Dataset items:
* start *

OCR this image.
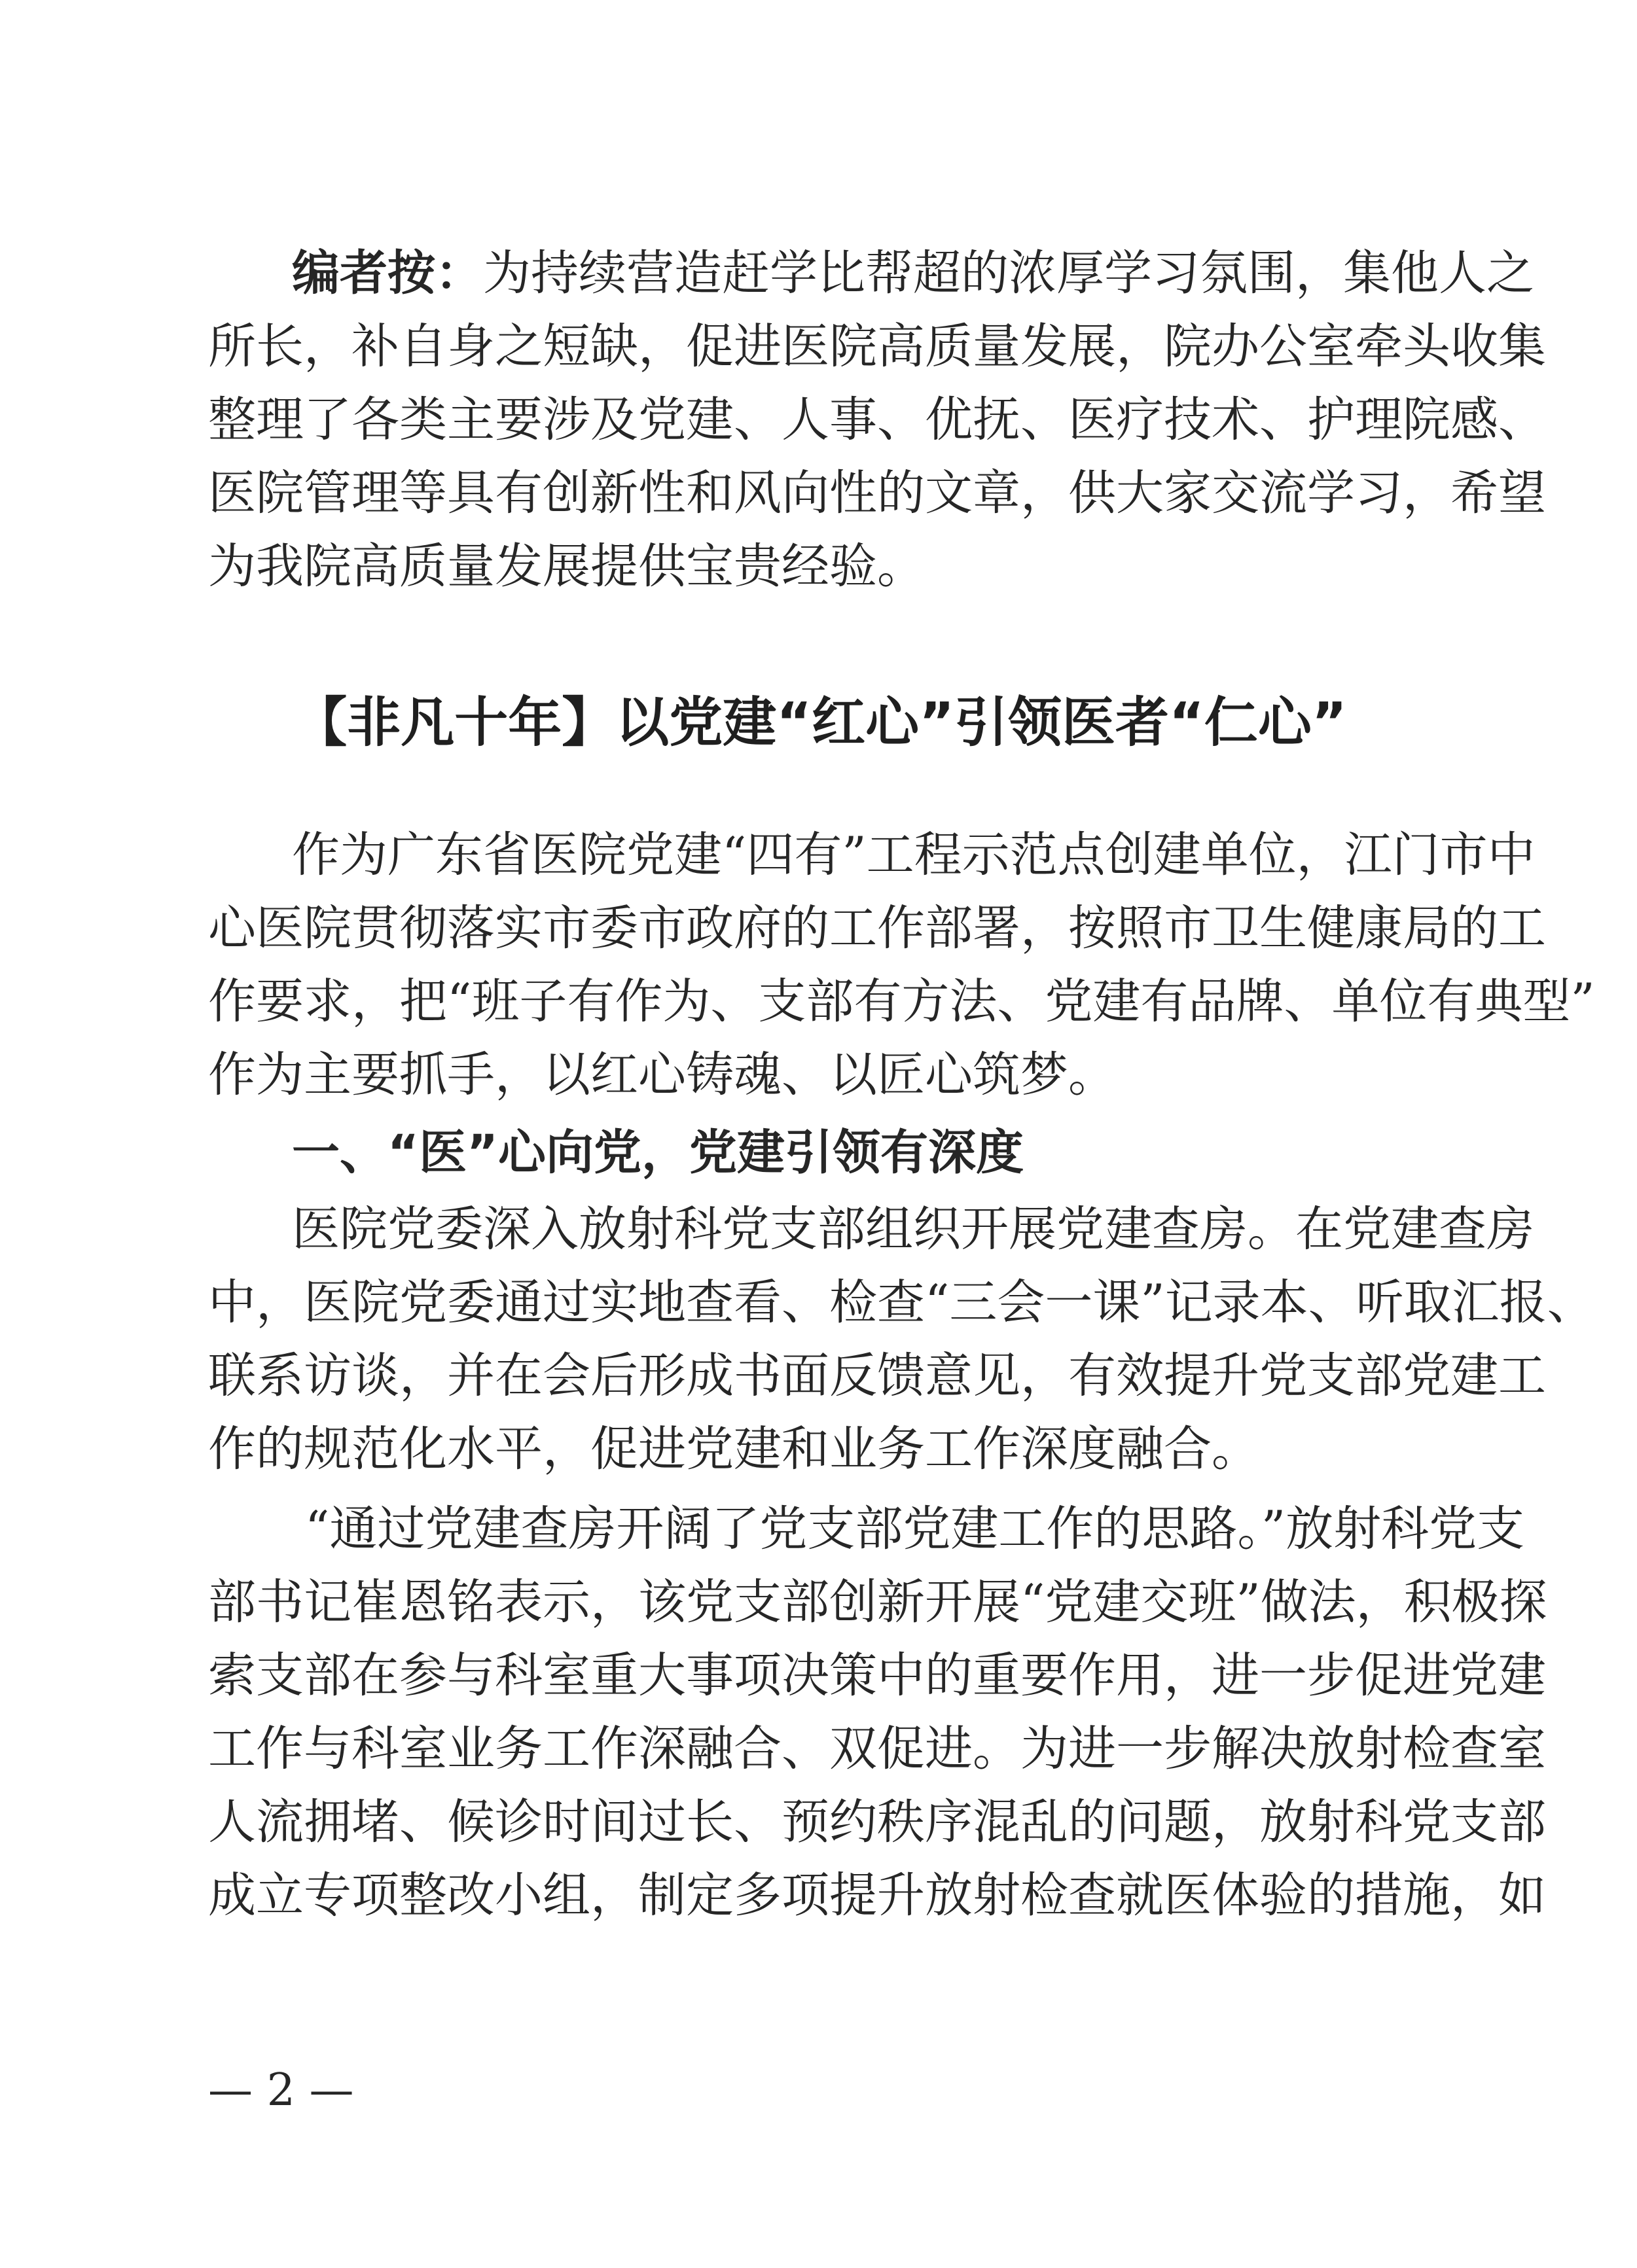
编者按：为持续营造赶学比帮超的浓厚学习氛围，集他人之
所长，补自身之短缺，促进医院高质量发展，院办公室牵头收集
整理了各类主要涉及党建、人事、优抚、医疗技术、护理院感、
医院管理等具有创新性和风向性的文章，供大家交流学习，希望
为我院高质量发展提供宝贵经验。
【非凡十年】以党建“红心”引领医者“仁心”
作为广东省医院党建“四有”工程示范点创建单位，江门市中
心医院贯彻落实市委市政府的工作部署，按照市卫生健康局的工
作要求，把“班子有作为、支部有方法、党建有品牌、单位有典型”
作为主要抓手，以红心铸魂、以匠心筑梦。
一、“医”心向党，党建引领有深度
医院党委深入放射科党支部组织开展党建查房。在党建查房
中，医院党委通过实地查看、检查“三会一课”记录本、听取汇报、
联系访谈，并在会后形成书面反馈意见，有效提升党支部党建工
作的规范化水平，促进党建和业务工作深度融合。
“通过党建查房开阔了党支部党建工作的思路。”放射科党支
部书记崔恩铭表示，该党支部创新开展“党建交班”做法，积极探
索支部在参与科室重大事项决策中的重要作用，进一步促进党建
工作与科室业务工作深融合、双促进。为进一步解决放射检查室
人流拥堵、候诊时间过长、预约秩序混乱的问题，放射科党支部
成立专项整改小组，制定多项提升放射检查就医体验的措施，如
— 2 —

* end *

**Exercise description:** Copy everything in the records above except the pictures, exactly as written.

**Response to the exercise:**
OCR this image.
编者按：为持续营造赶学比帮超的浓厚学习氛围，集他人之
所长，补自身之短缺，促进医院高质量发展，院办公室牵头收集
整理了各类主要涉及党建、人事、优抚、医疗技术、护理院感、
医院管理等具有创新性和风向性的文章，供大家交流学习，希望
为我院高质量发展提供宝贵经验。
【非凡十年】以党建“红心”引领医者“仁心”
作为广东省医院党建“四有”工程示范点创建单位，江门市中
心医院贯彻落实市委市政府的工作部署，按照市卫生健康局的工
作要求，把“班子有作为、支部有方法、党建有品牌、单位有典型”
作为主要抓手，以红心铸魂、以匠心筑梦。
一、“医”心向党，党建引领有深度
医院党委深入放射科党支部组织开展党建查房。在党建查房
中，医院党委通过实地查看、检查“三会一课”记录本、听取汇报、
联系访谈，并在会后形成书面反馈意见，有效提升党支部党建工
作的规范化水平，促进党建和业务工作深度融合。
“通过党建查房开阔了党支部党建工作的思路。”放射科党支
部书记崔恩铭表示，该党支部创新开展“党建交班”做法，积极探
索支部在参与科室重大事项决策中的重要作用，进一步促进党建
工作与科室业务工作深融合、双促进。为进一步解决放射检查室
人流拥堵、候诊时间过长、预约秩序混乱的问题，放射科党支部
成立专项整改小组，制定多项提升放射检查就医体验的措施，如
— 2 —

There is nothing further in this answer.